→ Work to be completed: Output each entry that follows exactly. Images stay out.

→ Dataset excerpts:
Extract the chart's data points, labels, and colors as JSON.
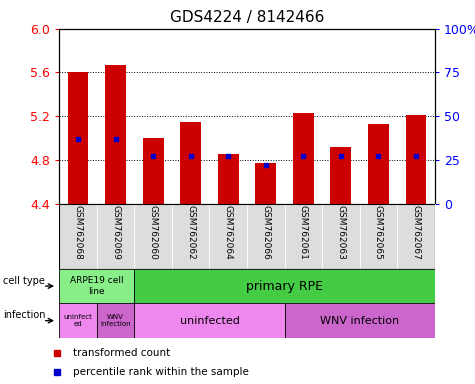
{
  "title": "GDS4224 / 8142466",
  "samples": [
    "GSM762068",
    "GSM762069",
    "GSM762060",
    "GSM762062",
    "GSM762064",
    "GSM762066",
    "GSM762061",
    "GSM762063",
    "GSM762065",
    "GSM762067"
  ],
  "bar_bottom": 4.4,
  "transformed_count": [
    5.6,
    5.67,
    5.0,
    5.15,
    4.85,
    4.77,
    5.23,
    4.92,
    5.13,
    5.21
  ],
  "percentile_rank": [
    37,
    37,
    27,
    27,
    27,
    22,
    27,
    27,
    27,
    27
  ],
  "ylim": [
    4.4,
    6.0
  ],
  "yticks_left": [
    4.4,
    4.8,
    5.2,
    5.6,
    6.0
  ],
  "yticks_right": [
    0,
    25,
    50,
    75,
    100
  ],
  "bar_color": "#cc0000",
  "dot_color": "#0000cc",
  "bg_color": "#ffffff",
  "tick_area_bg": "#dddddd",
  "cell_type_color_1": "#88ee88",
  "cell_type_color_2": "#44cc44",
  "inf_color_light": "#ee88ee",
  "inf_color_dark": "#cc66cc",
  "title_fontsize": 11,
  "tick_fontsize": 9,
  "ann_fontsize": 8,
  "sample_fontsize": 6.5
}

→ Task output:
Extract the chart's data points, labels, and colors as JSON.
{
  "title": "GDS4224 / 8142466",
  "samples": [
    "GSM762068",
    "GSM762069",
    "GSM762060",
    "GSM762062",
    "GSM762064",
    "GSM762066",
    "GSM762061",
    "GSM762063",
    "GSM762065",
    "GSM762067"
  ],
  "bar_bottom": 4.4,
  "transformed_count": [
    5.6,
    5.67,
    5.0,
    5.15,
    4.85,
    4.77,
    5.23,
    4.92,
    5.13,
    5.21
  ],
  "percentile_rank": [
    37,
    37,
    27,
    27,
    27,
    22,
    27,
    27,
    27,
    27
  ],
  "ylim": [
    4.4,
    6.0
  ],
  "yticks_left": [
    4.4,
    4.8,
    5.2,
    5.6,
    6.0
  ],
  "yticks_right": [
    0,
    25,
    50,
    75,
    100
  ],
  "bar_color": "#cc0000",
  "dot_color": "#0000cc",
  "bg_color": "#ffffff",
  "tick_area_bg": "#dddddd",
  "cell_type_color_1": "#88ee88",
  "cell_type_color_2": "#44cc44",
  "inf_color_light": "#ee88ee",
  "inf_color_dark": "#cc66cc",
  "title_fontsize": 11,
  "tick_fontsize": 9,
  "ann_fontsize": 8,
  "sample_fontsize": 6.5
}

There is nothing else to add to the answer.